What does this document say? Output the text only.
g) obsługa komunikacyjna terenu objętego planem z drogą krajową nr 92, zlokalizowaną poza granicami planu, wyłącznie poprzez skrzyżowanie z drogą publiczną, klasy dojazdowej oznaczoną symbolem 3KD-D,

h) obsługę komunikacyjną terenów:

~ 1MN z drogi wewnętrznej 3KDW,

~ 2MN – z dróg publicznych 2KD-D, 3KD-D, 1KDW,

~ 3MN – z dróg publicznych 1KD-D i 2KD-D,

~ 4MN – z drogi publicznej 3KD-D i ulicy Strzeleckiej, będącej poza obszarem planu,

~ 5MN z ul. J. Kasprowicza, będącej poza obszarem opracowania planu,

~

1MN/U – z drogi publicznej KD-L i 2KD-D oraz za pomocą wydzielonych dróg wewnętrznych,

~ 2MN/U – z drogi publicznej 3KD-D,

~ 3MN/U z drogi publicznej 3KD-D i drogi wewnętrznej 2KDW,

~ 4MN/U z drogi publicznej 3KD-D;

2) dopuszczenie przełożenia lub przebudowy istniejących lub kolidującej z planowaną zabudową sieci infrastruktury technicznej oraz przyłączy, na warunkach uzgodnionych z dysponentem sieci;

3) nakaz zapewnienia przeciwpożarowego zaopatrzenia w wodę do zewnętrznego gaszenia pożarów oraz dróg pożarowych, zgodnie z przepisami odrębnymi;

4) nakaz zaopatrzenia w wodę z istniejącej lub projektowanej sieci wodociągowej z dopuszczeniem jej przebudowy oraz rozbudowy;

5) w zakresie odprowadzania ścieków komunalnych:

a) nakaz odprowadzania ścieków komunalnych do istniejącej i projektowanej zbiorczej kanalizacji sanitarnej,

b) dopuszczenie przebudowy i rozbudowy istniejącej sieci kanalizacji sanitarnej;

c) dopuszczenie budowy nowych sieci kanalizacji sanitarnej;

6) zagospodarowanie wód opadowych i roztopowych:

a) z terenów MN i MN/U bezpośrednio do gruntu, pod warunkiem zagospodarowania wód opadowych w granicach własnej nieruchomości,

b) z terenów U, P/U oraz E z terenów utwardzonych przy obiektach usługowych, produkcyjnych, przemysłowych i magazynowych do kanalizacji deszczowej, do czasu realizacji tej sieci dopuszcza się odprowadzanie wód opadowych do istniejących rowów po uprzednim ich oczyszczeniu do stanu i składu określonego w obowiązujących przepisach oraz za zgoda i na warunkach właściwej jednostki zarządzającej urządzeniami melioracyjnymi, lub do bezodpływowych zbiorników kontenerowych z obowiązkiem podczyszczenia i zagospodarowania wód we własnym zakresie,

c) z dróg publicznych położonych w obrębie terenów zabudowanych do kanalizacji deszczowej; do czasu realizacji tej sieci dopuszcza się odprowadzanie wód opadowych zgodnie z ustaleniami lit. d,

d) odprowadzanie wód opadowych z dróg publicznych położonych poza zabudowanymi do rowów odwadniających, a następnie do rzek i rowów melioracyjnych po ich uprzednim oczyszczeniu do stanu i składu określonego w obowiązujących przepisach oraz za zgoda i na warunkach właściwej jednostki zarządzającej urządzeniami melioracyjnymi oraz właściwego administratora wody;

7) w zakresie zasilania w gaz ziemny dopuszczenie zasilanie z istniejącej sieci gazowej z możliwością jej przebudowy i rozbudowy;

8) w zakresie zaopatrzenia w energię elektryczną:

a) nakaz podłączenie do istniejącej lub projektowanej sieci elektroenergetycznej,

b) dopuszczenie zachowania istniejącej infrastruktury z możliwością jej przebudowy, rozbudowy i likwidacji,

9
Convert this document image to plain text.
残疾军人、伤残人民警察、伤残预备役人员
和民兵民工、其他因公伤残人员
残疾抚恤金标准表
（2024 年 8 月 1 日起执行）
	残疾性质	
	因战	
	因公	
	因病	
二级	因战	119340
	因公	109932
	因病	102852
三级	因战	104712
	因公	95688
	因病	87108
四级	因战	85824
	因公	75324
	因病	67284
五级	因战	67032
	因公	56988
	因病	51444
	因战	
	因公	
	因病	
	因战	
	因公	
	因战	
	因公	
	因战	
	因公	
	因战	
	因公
• • • •
» **Instructions to follow**
Using the data above, print every record exactly as shown.

» **Result below**
What does this document say? Output the text only.
g) obsługa komunikacyjna terenu objętego planem z drogą krajową nr 92, zlokalizowaną poza granicami planu, wyłącznie poprzez skrzyżowanie z drogą publiczną, klasy dojazdowej oznaczoną symbolem 3KD-D,

h) obsługę komunikacyjną terenów:

~ 1MN z drogi wewnętrznej 3KDW,

~ 2MN – z dróg publicznych 2KD-D, 3KD-D, 1KDW,

~ 3MN – z dróg publicznych 1KD-D i 2KD-D,

~ 4MN – z drogi publicznej 3KD-D i ulicy Strzeleckiej, będącej poza obszarem planu,

~ 5MN z ul. J. Kasprowicza, będącej poza obszarem opracowania planu,

~

1MN/U – z drogi publicznej KD-L i 2KD-D oraz za pomocą wydzielonych dróg wewnętrznych,

~ 2MN/U – z drogi publicznej 3KD-D,

~ 3MN/U z drogi publicznej 3KD-D i drogi wewnętrznej 2KDW,

~ 4MN/U z drogi publicznej 3KD-D;

2) dopuszczenie przełożenia lub przebudowy istniejących lub kolidującej z planowaną zabudową sieci infrastruktury technicznej oraz przyłączy, na warunkach uzgodnionych z dysponentem sieci;

3) nakaz zapewnienia przeciwpożarowego zaopatrzenia w wodę do zewnętrznego gaszenia pożarów oraz dróg pożarowych, zgodnie z przepisami odrębnymi;

4) nakaz zaopatrzenia w wodę z istniejącej lub projektowanej sieci wodociągowej z dopuszczeniem jej przebudowy oraz rozbudowy;

5) w zakresie odprowadzania ścieków komunalnych:

a) nakaz odprowadzania ścieków komunalnych do istniejącej i projektowanej zbiorczej kanalizacji sanitarnej,

b) dopuszczenie przebudowy i rozbudowy istniejącej sieci kanalizacji sanitarnej;

c) dopuszczenie budowy nowych sieci kanalizacji sanitarnej;

6) zagospodarowanie wód opadowych i roztopowych:

a) z terenów MN i MN/U bezpośrednio do gruntu, pod warunkiem zagospodarowania wód opadowych w granicach własnej nieruchomości,

b) z terenów U, P/U oraz E z terenów utwardzonych przy obiektach usługowych, produkcyjnych, przemysłowych i magazynowych do kanalizacji deszczowej, do czasu realizacji tej sieci dopuszcza się odprowadzanie wód opadowych do istniejących rowów po uprzednim ich oczyszczeniu do stanu i składu określonego w obowiązujących przepisach oraz za zgoda i na warunkach właściwej jednostki zarządzającej urządzeniami melioracyjnymi, lub do bezodpływowych zbiorników kontenerowych z obowiązkiem podczyszczenia i zagospodarowania wód we własnym zakresie,

c) z dróg publicznych położonych w obrębie terenów zabudowanych do kanalizacji deszczowej; do czasu realizacji tej sieci dopuszcza się odprowadzanie wód opadowych zgodnie z ustaleniami lit. d,

d) odprowadzanie wód opadowych z dróg publicznych położonych poza zabudowanymi do rowów odwadniających, a następnie do rzek i rowów melioracyjnych po ich uprzednim oczyszczeniu do stanu i składu określonego w obowiązujących przepisach oraz za zgoda i na warunkach właściwej jednostki zarządzającej urządzeniami melioracyjnymi oraz właściwego administratora wody;

7) w zakresie zasilania w gaz ziemny dopuszczenie zasilanie z istniejącej sieci gazowej z możliwością jej przebudowy i rozbudowy;

8) w zakresie zaopatrzenia w energię elektryczną:

a) nakaz podłączenie do istniejącej lub projektowanej sieci elektroenergetycznej,

b) dopuszczenie zachowania istniejącej infrastruktury z możliwością jej przebudowy, rozbudowy i likwidacji,

9
Convert this document image to plain text.
残疾军人、伤残人民警察、伤残预备役人员
和民兵民工、其他因公伤残人员
残疾抚恤金标准表
（2024 年 8 月 1 日起执行）
	残疾性质	
	因战	
	因公	
	因病	
二级	因战	119340
	因公	109932
	因病	102852
三级	因战	104712
	因公	95688
	因病	87108
四级	因战	85824
	因公	75324
	因病	67284
五级	因战	67032
	因公	56988
	因病	51444
	因战	
	因公	
	因病	
	因战	
	因公	
	因战	
	因公	
	因战	
	因公	
	因战	
	因公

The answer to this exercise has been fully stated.